*WORK TO BE COMPLETED*. Wherever the word "danych" appears in the entries, copy the whole line.

## start GIVEN ENTRIES

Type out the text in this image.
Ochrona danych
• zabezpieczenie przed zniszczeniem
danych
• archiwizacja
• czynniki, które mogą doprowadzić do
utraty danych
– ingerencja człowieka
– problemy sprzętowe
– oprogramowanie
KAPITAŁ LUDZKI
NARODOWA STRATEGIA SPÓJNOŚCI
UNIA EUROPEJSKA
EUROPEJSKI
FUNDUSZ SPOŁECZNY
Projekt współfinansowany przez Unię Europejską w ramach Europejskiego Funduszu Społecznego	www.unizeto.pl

## end GIVEN ENTRIES

*WRITTEN REPLY*.
Ochrona danych
danych
utraty danych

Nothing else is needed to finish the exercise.